= WHAT THE TASK REQUIRES =
Pull out all lines from the listing below in which the word "name" appears.

[Data entries for graphics]
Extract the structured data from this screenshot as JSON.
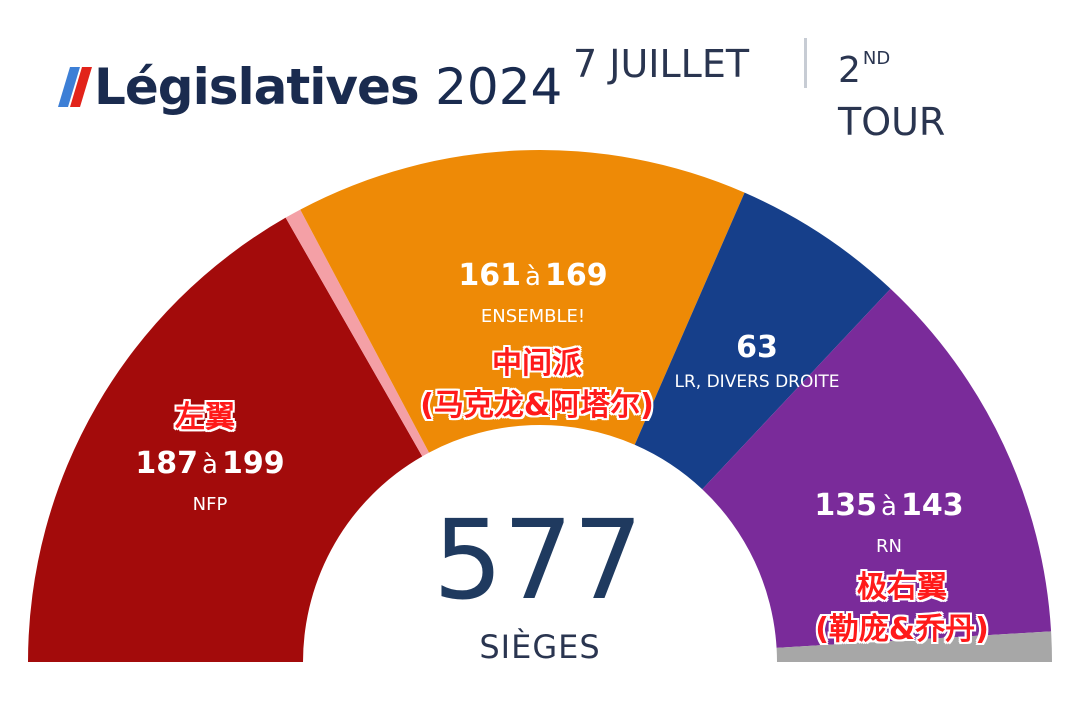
{
  "header": {
    "logo_text": "Législatives",
    "logo_year": "2024",
    "date": "7 JUILLET",
    "round_ordinal": "2",
    "round_sup": "ND",
    "round_word": "TOUR"
  },
  "chart_data": {
    "type": "pie",
    "subtype": "hemicycle",
    "total_seats": 577,
    "total_label": "577",
    "seats_label": "SIÈGES",
    "connector": "à",
    "series": [
      {
        "name": "NFP",
        "min": 187,
        "max": 199,
        "color": "#a30b0b",
        "annotation": [
          "左翼"
        ]
      },
      {
        "name": "",
        "min": 6,
        "max": 6,
        "color": "#f4a0a6",
        "annotation": []
      },
      {
        "name": "ENSEMBLE!",
        "min": 161,
        "max": 169,
        "color": "#ee8a06",
        "annotation": [
          "中间派",
          "(马克龙&阿塔尔)"
        ]
      },
      {
        "name": "LR, DIVERS DROITE",
        "min": 63,
        "max": 63,
        "color": "#163f8a",
        "annotation": []
      },
      {
        "name": "RN",
        "min": 135,
        "max": 143,
        "color": "#7a2b9a",
        "annotation": [
          "极右翼",
          "(勒庞&乔丹)"
        ]
      }
    ],
    "remainder_color": "#a7a7a7"
  }
}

= RESULT FOR THIS EXERCISE =
        "name": "NFP",
        "name": "",
        "name": "ENSEMBLE!",
        "name": "LR, DIVERS DROITE",
        "name": "RN",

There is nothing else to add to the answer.